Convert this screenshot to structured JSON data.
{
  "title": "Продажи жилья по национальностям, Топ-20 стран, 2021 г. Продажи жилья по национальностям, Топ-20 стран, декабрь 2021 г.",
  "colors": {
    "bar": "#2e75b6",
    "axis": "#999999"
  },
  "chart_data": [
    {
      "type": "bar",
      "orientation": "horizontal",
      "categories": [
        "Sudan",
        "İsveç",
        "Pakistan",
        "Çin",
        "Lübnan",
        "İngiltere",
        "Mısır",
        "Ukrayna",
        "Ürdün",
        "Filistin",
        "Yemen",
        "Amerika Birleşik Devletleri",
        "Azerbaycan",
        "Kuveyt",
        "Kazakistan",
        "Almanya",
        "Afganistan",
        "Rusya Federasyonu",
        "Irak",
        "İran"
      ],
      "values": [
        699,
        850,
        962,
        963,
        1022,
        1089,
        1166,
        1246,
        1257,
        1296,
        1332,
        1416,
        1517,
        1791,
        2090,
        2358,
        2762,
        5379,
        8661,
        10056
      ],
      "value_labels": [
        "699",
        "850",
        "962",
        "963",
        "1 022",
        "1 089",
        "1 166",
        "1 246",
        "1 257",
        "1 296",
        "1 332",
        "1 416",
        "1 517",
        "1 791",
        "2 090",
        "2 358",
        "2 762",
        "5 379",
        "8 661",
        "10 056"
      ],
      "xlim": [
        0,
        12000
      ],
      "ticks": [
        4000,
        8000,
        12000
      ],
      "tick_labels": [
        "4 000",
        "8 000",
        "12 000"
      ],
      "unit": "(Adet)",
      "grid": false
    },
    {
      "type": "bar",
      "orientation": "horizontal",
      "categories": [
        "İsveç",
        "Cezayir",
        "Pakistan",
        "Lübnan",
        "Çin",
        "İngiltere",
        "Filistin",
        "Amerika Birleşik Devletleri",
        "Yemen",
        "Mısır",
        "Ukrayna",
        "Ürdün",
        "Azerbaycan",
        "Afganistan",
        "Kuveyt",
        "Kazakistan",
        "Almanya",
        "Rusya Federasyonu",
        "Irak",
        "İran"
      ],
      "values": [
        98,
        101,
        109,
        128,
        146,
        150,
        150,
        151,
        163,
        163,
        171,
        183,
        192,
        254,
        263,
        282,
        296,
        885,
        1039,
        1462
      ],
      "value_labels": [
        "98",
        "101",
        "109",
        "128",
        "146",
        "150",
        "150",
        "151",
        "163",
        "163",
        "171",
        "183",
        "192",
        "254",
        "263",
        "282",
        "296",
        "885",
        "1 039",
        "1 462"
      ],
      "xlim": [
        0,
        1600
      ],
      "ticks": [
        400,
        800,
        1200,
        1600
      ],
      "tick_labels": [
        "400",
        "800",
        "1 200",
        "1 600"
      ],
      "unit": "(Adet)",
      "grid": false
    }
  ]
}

----

From the records above, please extract every line and repeat it exactly.

CORRECT ANSWER:
Convert this screenshot to structured JSON data.
{
  "title": "Продажи жилья по национальностям, Топ-20 стран, 2021 г. Продажи жилья по национальностям, Топ-20 стран, декабрь 2021 г.",
  "colors": {
    "bar": "#2e75b6",
    "axis": "#999999"
  },
  "chart_data": [
    {
      "type": "bar",
      "orientation": "horizontal",
      "categories": [
        "Sudan",
        "İsveç",
        "Pakistan",
        "Çin",
        "Lübnan",
        "İngiltere",
        "Mısır",
        "Ukrayna",
        "Ürdün",
        "Filistin",
        "Yemen",
        "Amerika Birleşik Devletleri",
        "Azerbaycan",
        "Kuveyt",
        "Kazakistan",
        "Almanya",
        "Afganistan",
        "Rusya Federasyonu",
        "Irak",
        "İran"
      ],
      "values": [
        699,
        850,
        962,
        963,
        1022,
        1089,
        1166,
        1246,
        1257,
        1296,
        1332,
        1416,
        1517,
        1791,
        2090,
        2358,
        2762,
        5379,
        8661,
        10056
      ],
      "value_labels": [
        "699",
        "850",
        "962",
        "963",
        "1 022",
        "1 089",
        "1 166",
        "1 246",
        "1 257",
        "1 296",
        "1 332",
        "1 416",
        "1 517",
        "1 791",
        "2 090",
        "2 358",
        "2 762",
        "5 379",
        "8 661",
        "10 056"
      ],
      "xlim": [
        0,
        12000
      ],
      "ticks": [
        4000,
        8000,
        12000
      ],
      "tick_labels": [
        "4 000",
        "8 000",
        "12 000"
      ],
      "unit": "(Adet)",
      "grid": false
    },
    {
      "type": "bar",
      "orientation": "horizontal",
      "categories": [
        "İsveç",
        "Cezayir",
        "Pakistan",
        "Lübnan",
        "Çin",
        "İngiltere",
        "Filistin",
        "Amerika Birleşik Devletleri",
        "Yemen",
        "Mısır",
        "Ukrayna",
        "Ürdün",
        "Azerbaycan",
        "Afganistan",
        "Kuveyt",
        "Kazakistan",
        "Almanya",
        "Rusya Federasyonu",
        "Irak",
        "İran"
      ],
      "values": [
        98,
        101,
        109,
        128,
        146,
        150,
        150,
        151,
        163,
        163,
        171,
        183,
        192,
        254,
        263,
        282,
        296,
        885,
        1039,
        1462
      ],
      "value_labels": [
        "98",
        "101",
        "109",
        "128",
        "146",
        "150",
        "150",
        "151",
        "163",
        "163",
        "171",
        "183",
        "192",
        "254",
        "263",
        "282",
        "296",
        "885",
        "1 039",
        "1 462"
      ],
      "xlim": [
        0,
        1600
      ],
      "ticks": [
        400,
        800,
        1200,
        1600
      ],
      "tick_labels": [
        "400",
        "800",
        "1 200",
        "1 600"
      ],
      "unit": "(Adet)",
      "grid": false
    }
  ]
}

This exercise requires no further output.